■ GIVEN INSTRUCTION: Extract all lines that hold "области" from the records below.

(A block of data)

────

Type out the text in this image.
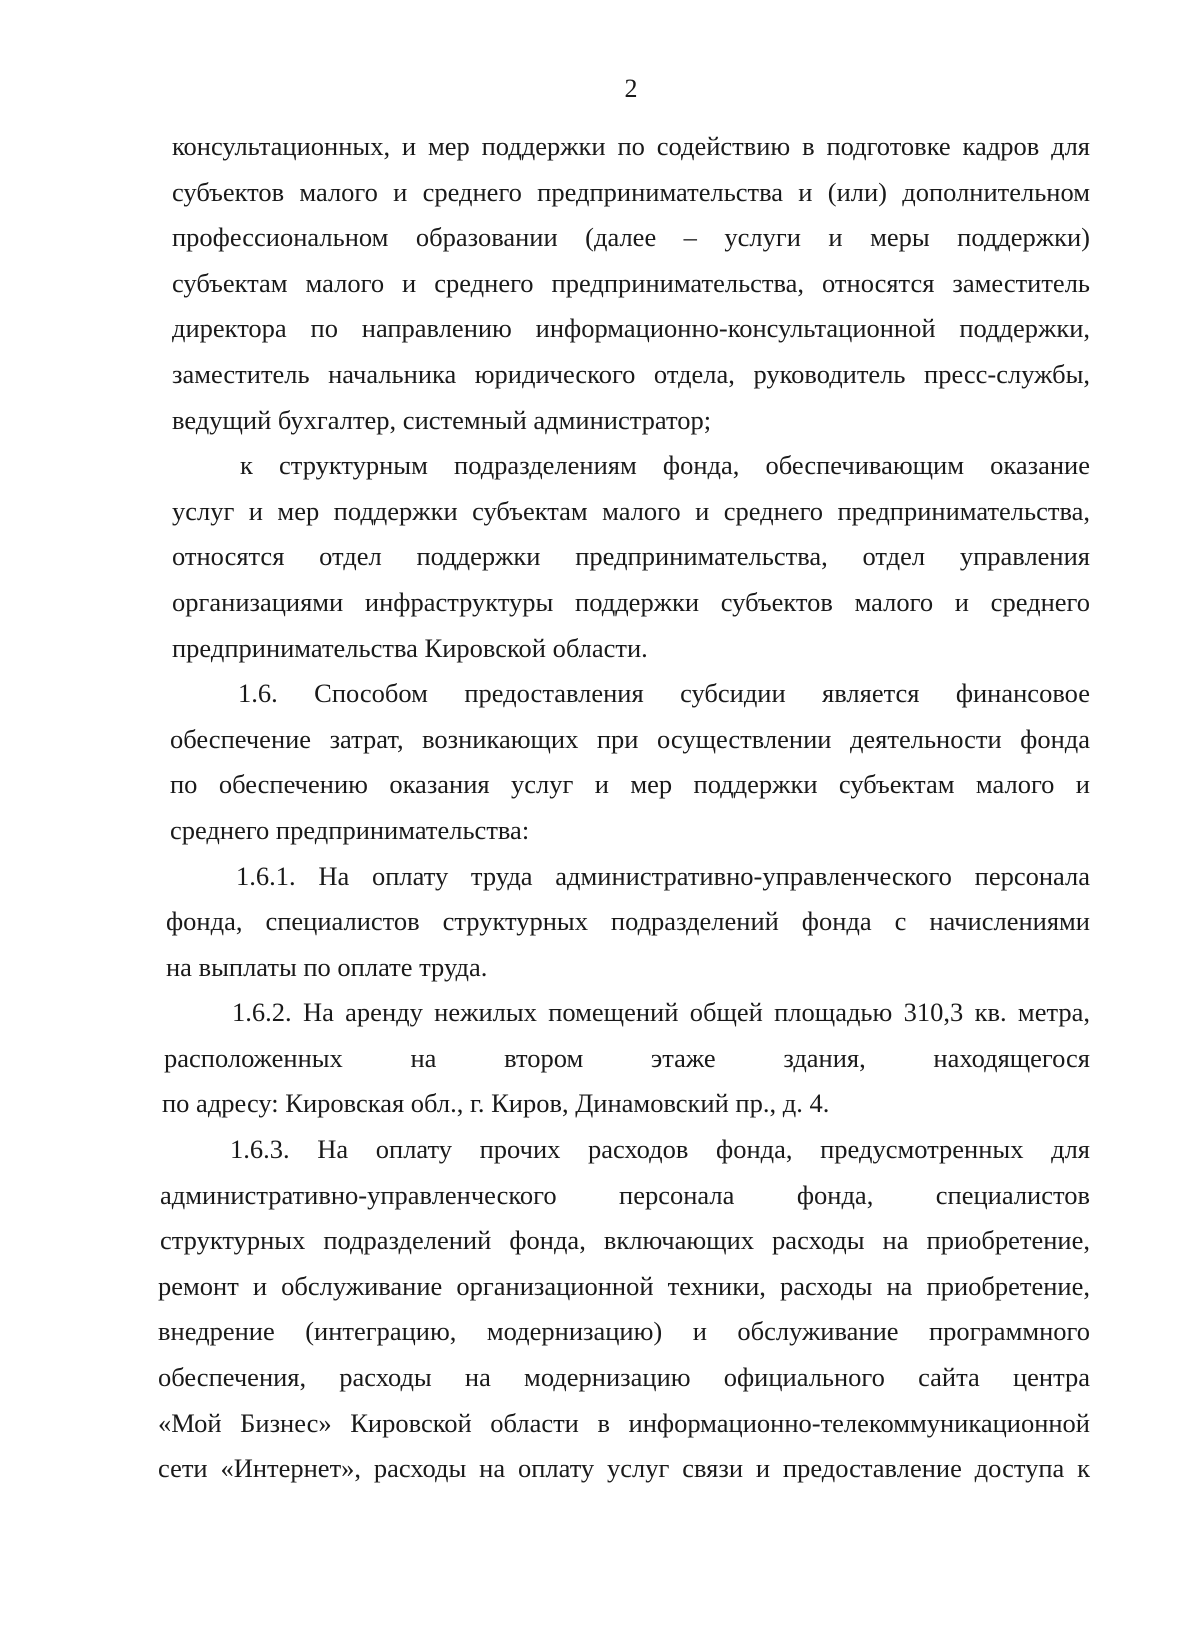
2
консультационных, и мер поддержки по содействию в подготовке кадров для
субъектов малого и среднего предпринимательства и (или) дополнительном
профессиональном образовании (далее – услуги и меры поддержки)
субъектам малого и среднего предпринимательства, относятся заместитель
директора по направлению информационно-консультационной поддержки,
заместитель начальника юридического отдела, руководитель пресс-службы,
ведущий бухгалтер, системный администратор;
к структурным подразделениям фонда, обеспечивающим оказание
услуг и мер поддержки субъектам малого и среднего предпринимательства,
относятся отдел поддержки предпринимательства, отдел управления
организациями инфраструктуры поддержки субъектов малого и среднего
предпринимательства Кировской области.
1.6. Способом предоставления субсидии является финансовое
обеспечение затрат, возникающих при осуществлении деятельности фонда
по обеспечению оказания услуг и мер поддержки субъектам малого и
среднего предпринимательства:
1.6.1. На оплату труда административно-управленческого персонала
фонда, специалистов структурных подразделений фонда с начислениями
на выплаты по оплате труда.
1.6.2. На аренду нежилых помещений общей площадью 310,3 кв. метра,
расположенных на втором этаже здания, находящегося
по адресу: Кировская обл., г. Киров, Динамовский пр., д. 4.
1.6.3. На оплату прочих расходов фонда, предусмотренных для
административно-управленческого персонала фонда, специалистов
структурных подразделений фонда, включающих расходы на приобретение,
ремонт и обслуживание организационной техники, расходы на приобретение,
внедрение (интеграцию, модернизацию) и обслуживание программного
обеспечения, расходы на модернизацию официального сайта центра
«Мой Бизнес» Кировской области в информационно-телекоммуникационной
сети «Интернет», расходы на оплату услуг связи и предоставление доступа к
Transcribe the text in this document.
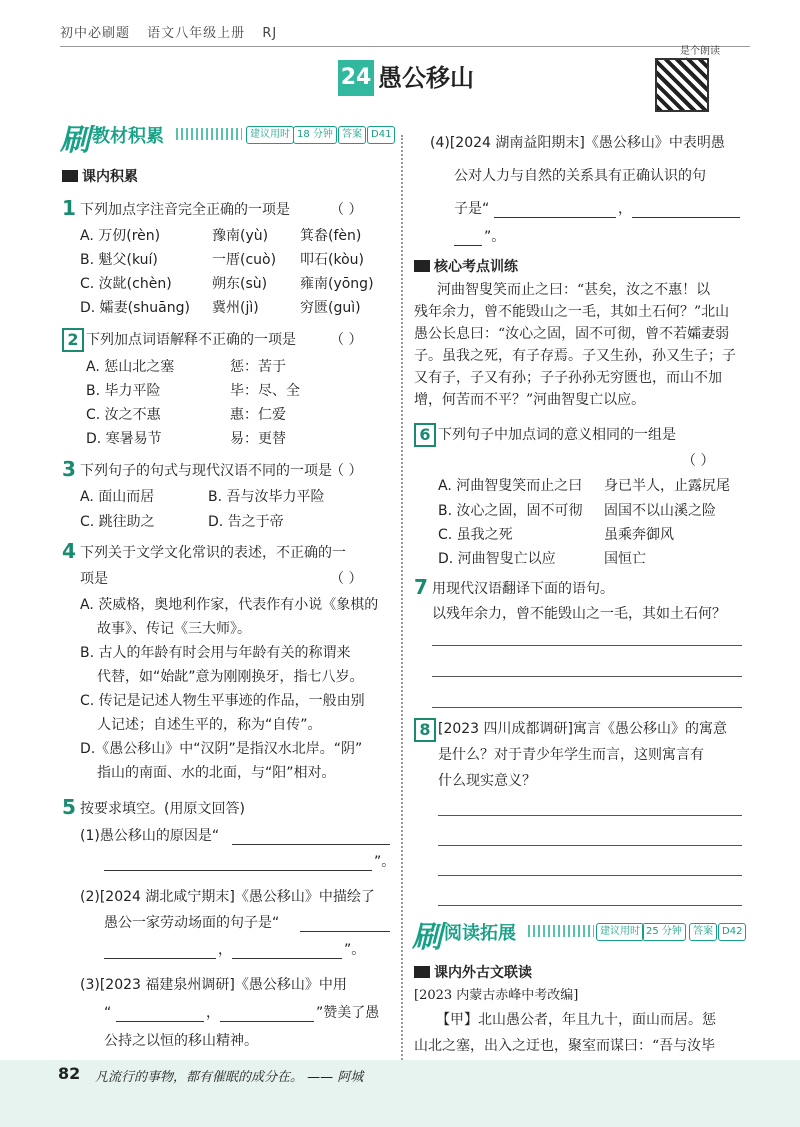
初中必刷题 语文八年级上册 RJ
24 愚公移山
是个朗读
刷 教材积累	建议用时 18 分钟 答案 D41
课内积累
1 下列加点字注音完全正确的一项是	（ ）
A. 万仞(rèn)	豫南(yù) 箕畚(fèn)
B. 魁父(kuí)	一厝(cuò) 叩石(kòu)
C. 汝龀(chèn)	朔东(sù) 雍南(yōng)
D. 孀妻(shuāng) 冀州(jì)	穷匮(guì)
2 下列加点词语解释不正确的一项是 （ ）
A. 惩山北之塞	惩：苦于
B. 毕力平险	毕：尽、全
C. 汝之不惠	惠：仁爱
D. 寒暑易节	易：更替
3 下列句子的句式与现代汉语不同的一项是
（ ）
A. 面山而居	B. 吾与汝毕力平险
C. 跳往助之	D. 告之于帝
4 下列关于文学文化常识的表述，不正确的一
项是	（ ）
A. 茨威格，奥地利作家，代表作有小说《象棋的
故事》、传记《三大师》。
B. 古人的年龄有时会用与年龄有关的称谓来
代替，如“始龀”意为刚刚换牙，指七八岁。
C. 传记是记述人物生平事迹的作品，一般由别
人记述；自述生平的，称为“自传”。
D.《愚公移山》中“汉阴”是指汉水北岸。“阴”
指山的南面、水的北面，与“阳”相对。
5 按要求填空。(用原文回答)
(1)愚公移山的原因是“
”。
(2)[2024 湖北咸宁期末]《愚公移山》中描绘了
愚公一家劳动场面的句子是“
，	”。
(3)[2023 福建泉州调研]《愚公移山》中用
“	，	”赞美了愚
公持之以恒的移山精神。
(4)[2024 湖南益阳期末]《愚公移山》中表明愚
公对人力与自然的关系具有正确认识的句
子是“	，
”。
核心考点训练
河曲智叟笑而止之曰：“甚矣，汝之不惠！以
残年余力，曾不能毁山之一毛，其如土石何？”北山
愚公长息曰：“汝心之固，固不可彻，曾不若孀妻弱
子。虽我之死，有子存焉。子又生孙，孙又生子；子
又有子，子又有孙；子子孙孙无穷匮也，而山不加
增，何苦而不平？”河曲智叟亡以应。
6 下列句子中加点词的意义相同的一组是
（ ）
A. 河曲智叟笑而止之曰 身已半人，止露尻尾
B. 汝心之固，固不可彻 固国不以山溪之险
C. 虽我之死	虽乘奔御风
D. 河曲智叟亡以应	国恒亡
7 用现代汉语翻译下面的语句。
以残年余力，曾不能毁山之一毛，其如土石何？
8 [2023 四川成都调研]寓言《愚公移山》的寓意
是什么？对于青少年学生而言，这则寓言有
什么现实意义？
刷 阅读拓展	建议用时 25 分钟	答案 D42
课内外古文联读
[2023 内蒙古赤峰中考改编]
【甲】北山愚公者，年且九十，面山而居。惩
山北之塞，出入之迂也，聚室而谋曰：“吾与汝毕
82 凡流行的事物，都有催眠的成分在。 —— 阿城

────

■ WRITTEN RESPONSE:
предпринимательства Кировской области.
«Мой Бизнес» Кировской области в информационно-телекоммуникационной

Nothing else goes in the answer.